● Objective:
In the data below, locate each line with the word "Astronomy" and list it.
______
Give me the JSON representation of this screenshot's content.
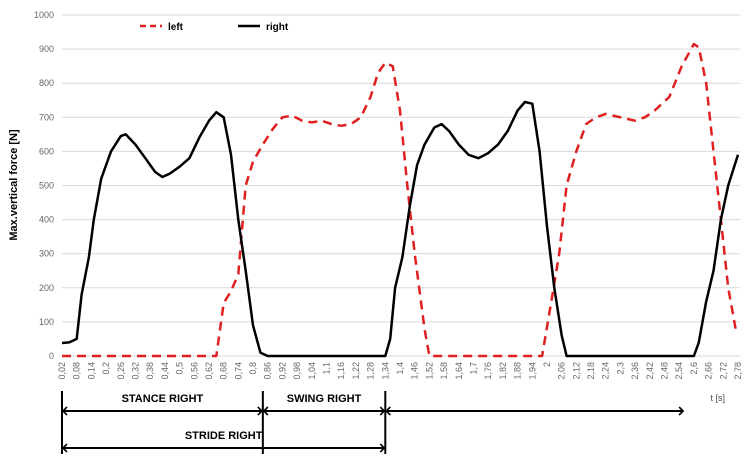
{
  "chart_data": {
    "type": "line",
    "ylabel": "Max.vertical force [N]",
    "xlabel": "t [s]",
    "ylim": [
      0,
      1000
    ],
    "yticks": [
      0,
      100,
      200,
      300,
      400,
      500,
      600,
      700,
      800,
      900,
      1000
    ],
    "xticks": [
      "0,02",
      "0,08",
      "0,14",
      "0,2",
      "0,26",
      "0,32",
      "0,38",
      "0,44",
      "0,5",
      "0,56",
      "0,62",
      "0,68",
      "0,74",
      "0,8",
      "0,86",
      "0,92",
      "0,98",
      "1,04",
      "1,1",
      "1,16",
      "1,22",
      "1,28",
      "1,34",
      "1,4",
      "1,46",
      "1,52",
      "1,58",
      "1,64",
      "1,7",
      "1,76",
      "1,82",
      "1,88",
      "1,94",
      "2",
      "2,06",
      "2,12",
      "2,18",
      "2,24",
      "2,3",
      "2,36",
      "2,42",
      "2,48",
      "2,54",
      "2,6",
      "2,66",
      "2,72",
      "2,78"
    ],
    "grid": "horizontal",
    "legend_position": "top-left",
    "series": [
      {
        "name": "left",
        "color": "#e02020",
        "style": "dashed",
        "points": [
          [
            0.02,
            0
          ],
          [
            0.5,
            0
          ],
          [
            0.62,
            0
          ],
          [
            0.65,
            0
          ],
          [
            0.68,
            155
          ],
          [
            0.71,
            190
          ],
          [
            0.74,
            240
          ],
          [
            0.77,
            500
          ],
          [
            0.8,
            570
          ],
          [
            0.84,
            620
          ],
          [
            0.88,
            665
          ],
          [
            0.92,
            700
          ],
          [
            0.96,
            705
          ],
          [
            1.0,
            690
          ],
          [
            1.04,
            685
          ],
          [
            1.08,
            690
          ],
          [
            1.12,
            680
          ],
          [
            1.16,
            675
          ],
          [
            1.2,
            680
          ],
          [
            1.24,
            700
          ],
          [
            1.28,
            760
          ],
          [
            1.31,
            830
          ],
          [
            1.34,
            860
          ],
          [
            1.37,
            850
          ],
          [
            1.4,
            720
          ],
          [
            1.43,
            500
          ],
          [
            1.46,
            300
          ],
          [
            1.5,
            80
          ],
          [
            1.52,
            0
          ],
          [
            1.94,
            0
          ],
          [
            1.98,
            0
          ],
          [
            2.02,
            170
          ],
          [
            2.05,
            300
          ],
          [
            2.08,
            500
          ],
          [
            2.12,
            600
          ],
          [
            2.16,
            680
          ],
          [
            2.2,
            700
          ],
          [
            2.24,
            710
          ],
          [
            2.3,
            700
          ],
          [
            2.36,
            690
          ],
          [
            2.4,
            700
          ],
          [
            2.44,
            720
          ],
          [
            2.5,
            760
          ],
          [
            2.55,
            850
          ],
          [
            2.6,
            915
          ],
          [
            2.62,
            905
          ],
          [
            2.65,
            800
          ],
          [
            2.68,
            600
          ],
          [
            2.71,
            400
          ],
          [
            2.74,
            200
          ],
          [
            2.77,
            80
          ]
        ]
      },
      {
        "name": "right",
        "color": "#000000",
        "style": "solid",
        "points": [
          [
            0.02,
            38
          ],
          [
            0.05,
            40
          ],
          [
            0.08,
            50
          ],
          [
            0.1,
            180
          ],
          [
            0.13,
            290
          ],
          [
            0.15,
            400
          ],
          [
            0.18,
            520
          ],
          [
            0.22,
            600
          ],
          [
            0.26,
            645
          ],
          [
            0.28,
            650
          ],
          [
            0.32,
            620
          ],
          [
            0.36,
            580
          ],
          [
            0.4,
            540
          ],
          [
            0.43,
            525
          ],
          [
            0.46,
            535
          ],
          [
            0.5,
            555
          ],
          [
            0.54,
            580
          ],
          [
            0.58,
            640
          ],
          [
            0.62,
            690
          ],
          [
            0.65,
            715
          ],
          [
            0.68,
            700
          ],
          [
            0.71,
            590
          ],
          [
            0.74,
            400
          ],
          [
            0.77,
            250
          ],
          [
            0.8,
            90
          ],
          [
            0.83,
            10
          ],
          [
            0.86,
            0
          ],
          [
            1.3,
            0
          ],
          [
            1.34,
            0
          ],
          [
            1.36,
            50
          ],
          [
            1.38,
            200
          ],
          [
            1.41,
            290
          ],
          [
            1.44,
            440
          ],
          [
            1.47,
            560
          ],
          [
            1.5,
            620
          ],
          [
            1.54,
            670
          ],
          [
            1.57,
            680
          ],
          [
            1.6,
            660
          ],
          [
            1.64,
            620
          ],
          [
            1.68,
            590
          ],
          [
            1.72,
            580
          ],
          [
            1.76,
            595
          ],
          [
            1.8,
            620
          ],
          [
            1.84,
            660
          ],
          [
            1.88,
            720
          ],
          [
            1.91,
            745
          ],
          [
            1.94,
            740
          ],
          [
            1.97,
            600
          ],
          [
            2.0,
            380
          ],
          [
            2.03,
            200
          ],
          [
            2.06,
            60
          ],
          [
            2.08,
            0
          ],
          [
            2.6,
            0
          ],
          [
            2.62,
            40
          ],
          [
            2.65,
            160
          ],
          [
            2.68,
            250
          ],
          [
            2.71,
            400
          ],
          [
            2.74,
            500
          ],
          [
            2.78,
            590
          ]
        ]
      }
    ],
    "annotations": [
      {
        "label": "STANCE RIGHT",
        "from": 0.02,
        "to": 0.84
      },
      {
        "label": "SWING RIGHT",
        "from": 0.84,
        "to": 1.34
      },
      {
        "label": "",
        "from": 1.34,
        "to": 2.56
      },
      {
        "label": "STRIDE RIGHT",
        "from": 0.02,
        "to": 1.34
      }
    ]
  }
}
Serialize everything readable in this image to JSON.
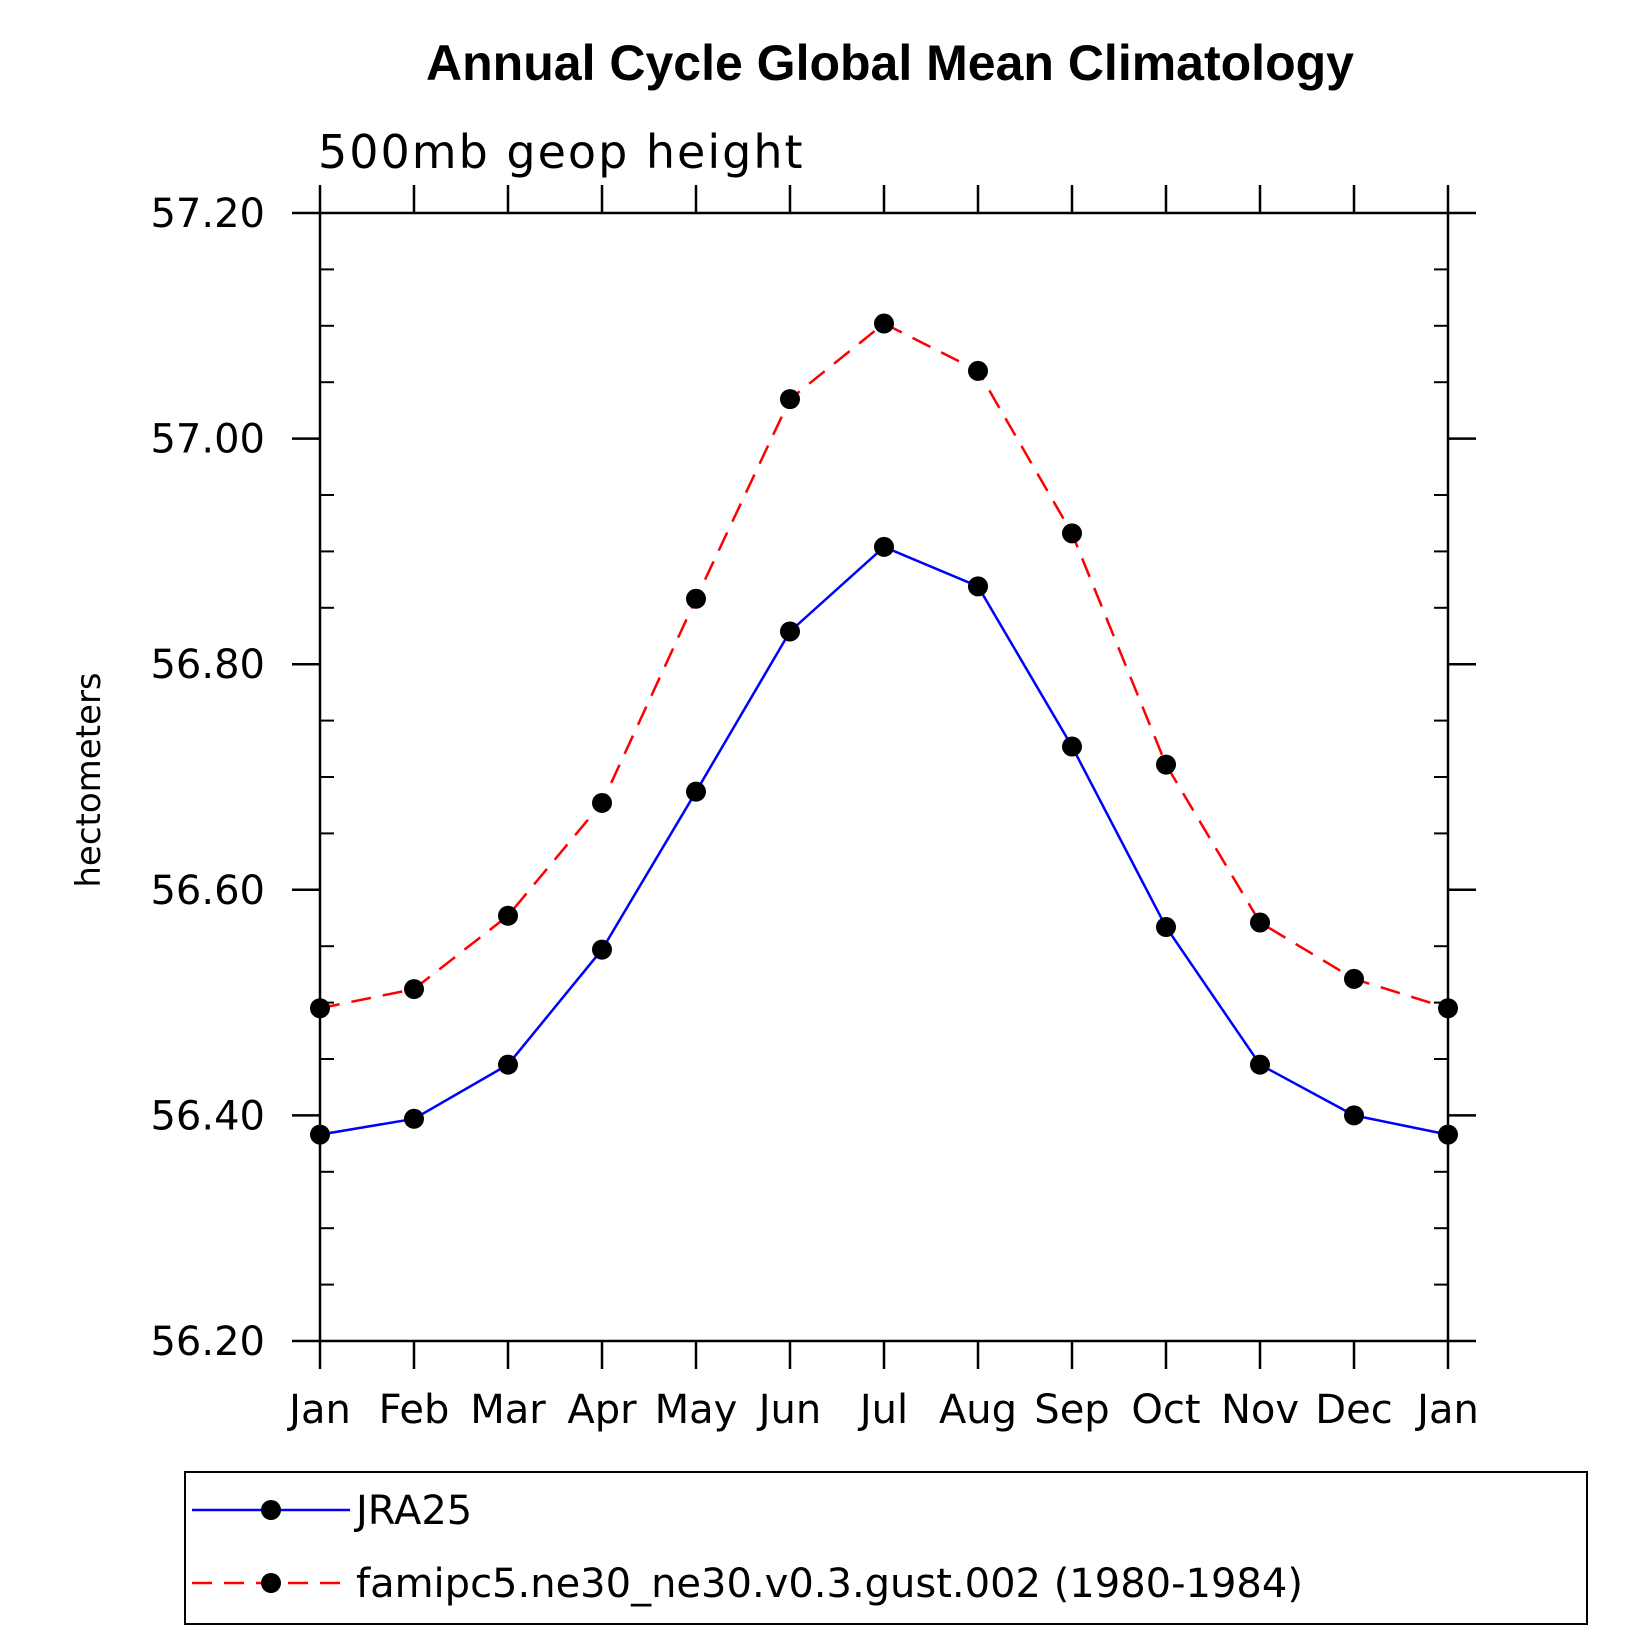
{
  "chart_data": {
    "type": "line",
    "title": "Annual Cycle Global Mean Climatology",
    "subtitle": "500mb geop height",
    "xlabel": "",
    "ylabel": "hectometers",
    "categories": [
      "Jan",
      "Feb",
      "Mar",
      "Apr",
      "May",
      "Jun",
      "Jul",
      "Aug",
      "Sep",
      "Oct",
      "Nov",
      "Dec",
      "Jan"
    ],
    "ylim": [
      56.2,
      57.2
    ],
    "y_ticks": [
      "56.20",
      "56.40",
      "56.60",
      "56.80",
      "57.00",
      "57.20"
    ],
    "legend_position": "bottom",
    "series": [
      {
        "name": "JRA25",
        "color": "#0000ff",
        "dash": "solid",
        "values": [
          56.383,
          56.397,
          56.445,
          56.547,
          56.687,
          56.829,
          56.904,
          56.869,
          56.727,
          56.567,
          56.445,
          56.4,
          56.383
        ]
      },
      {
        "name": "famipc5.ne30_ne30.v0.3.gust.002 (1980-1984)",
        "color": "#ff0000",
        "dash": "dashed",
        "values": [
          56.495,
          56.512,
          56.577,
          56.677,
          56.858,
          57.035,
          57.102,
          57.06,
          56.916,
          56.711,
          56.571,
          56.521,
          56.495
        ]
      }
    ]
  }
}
______
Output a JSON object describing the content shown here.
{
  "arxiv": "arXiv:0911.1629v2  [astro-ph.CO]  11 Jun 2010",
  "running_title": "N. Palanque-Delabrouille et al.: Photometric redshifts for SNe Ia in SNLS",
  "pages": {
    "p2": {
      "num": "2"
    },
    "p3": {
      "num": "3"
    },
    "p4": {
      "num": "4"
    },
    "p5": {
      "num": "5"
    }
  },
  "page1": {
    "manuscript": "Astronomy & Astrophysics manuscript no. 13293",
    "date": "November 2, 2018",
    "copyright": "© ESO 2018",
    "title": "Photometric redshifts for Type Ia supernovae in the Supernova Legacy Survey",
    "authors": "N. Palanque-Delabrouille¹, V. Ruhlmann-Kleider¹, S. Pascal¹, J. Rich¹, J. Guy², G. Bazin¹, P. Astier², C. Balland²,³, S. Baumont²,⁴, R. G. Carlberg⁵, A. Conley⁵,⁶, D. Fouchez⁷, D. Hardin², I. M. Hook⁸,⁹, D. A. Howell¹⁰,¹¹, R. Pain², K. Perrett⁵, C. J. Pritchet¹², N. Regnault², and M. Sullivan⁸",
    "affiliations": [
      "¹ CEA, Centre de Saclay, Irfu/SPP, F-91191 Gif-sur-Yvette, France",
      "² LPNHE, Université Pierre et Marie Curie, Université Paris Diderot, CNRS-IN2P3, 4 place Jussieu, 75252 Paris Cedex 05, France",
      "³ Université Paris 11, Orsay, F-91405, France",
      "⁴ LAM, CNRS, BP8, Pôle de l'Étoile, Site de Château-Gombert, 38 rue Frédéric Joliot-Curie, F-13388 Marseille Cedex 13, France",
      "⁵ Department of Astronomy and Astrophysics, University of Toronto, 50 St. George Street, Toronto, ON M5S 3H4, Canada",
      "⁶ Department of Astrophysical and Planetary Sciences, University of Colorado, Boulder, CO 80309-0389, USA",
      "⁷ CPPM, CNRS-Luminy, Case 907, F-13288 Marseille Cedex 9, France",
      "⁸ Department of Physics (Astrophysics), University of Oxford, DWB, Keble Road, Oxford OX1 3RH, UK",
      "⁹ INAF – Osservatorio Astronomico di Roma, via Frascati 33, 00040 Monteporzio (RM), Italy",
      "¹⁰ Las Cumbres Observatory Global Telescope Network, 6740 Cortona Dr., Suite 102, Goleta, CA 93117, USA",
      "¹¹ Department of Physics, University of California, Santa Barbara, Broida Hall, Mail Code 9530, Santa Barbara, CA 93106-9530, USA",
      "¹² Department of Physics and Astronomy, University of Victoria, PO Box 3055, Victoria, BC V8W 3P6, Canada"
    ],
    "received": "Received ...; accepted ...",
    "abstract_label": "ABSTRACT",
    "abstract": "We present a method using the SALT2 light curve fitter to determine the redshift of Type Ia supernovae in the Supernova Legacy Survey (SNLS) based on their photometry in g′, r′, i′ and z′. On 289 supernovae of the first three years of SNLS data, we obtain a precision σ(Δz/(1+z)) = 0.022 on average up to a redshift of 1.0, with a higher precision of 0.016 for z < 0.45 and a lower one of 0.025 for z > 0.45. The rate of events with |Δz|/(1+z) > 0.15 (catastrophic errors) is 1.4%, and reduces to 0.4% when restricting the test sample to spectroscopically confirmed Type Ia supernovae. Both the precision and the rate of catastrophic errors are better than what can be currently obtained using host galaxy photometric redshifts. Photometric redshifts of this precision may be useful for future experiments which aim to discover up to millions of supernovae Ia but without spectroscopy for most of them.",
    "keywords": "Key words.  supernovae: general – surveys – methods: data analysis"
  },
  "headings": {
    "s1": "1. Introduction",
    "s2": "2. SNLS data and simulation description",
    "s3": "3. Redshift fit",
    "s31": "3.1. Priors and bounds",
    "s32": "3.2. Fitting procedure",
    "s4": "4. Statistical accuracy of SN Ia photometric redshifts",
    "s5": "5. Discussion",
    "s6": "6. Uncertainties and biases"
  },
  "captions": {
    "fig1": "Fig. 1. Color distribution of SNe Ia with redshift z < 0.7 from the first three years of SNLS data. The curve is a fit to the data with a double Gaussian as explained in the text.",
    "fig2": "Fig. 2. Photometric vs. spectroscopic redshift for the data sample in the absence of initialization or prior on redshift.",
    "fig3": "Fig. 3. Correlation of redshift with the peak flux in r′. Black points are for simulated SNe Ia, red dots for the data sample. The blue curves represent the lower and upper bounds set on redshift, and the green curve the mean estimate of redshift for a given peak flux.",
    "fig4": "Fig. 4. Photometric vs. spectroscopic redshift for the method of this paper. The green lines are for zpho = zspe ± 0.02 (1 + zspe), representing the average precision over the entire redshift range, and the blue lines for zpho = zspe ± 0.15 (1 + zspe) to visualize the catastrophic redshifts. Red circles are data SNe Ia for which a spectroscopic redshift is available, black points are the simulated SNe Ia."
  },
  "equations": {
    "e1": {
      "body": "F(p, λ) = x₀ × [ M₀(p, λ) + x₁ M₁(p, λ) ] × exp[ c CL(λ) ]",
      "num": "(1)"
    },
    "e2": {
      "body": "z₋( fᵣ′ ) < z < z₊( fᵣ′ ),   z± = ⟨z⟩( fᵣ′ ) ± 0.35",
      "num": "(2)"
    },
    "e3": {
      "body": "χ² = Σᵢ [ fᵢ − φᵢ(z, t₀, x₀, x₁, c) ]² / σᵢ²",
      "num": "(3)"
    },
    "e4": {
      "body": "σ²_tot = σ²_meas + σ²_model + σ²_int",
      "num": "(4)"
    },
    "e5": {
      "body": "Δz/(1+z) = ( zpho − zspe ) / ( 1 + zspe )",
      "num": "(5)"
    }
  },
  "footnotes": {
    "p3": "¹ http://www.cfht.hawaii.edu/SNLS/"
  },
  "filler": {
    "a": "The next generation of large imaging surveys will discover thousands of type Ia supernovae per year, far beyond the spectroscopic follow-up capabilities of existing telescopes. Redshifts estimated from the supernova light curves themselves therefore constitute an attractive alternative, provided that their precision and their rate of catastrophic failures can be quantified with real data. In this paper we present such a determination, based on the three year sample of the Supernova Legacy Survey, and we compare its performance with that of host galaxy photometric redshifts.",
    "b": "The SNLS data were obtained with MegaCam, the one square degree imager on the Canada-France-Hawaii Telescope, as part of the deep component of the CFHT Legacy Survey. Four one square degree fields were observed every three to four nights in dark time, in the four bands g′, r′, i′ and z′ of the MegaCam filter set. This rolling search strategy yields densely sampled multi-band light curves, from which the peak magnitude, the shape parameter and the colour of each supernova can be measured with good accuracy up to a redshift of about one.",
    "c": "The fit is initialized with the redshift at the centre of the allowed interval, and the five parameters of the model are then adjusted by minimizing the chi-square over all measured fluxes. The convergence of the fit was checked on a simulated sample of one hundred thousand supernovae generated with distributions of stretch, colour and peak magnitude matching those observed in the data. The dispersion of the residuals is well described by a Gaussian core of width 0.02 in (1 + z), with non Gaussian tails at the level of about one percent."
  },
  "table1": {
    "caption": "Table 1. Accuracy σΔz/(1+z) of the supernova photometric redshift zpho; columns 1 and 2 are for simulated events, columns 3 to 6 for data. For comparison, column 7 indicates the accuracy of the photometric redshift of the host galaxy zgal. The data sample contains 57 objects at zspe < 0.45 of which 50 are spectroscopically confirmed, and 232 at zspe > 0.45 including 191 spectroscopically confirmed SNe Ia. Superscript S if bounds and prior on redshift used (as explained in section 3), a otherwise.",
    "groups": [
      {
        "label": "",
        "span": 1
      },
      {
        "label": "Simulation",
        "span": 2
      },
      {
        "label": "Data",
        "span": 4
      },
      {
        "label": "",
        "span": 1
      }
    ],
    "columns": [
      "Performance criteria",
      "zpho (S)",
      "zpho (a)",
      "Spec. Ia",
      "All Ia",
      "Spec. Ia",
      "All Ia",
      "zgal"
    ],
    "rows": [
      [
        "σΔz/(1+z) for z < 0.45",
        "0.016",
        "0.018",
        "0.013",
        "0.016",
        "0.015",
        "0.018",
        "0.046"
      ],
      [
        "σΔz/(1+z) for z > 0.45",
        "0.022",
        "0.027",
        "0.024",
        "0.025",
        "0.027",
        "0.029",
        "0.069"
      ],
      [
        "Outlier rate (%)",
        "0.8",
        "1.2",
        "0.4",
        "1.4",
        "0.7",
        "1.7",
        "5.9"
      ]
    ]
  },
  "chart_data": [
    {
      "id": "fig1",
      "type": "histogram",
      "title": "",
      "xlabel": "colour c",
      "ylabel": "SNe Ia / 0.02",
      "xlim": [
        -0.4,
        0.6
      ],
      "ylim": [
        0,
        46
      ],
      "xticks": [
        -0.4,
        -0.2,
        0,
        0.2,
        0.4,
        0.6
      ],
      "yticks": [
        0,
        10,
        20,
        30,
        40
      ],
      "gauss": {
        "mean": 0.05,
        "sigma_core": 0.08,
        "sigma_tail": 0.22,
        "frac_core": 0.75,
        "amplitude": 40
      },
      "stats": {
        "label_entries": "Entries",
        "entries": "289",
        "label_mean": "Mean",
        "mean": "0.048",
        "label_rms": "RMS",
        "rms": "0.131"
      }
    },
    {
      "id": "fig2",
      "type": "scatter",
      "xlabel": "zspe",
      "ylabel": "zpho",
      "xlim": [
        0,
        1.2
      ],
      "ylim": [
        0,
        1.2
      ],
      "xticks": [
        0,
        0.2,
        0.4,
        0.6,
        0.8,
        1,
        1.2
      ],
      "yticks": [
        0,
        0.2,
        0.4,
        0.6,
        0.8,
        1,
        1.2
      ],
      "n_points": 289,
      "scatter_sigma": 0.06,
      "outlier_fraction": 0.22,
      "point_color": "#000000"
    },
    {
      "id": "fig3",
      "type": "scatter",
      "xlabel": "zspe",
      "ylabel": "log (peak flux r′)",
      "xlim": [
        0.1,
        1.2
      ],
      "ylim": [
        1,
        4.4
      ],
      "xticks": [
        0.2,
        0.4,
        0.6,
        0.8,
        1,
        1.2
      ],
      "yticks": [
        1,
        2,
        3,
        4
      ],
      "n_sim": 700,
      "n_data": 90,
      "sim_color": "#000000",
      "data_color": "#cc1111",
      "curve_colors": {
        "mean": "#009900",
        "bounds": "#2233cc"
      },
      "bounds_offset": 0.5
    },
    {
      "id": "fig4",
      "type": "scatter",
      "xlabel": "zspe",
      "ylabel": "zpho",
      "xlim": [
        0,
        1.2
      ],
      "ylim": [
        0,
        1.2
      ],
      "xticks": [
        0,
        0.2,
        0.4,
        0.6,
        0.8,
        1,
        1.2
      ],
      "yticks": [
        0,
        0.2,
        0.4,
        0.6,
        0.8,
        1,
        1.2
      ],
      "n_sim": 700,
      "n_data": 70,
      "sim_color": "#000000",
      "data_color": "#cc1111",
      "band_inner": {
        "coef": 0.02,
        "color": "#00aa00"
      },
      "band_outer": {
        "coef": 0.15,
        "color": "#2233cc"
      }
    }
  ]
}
______
● Exercise solution:
    "manuscript": "Astronomy & Astrophysics manuscript no. 13293",
      "⁵ Department of Astronomy and Astrophysics, University of Toronto, 50 St. George Street, Toronto, ON M5S 3H4, Canada",
      "¹² Department of Physics and Astronomy, University of Victoria, PO Box 3055, Victoria, BC V8W 3P6, Canada"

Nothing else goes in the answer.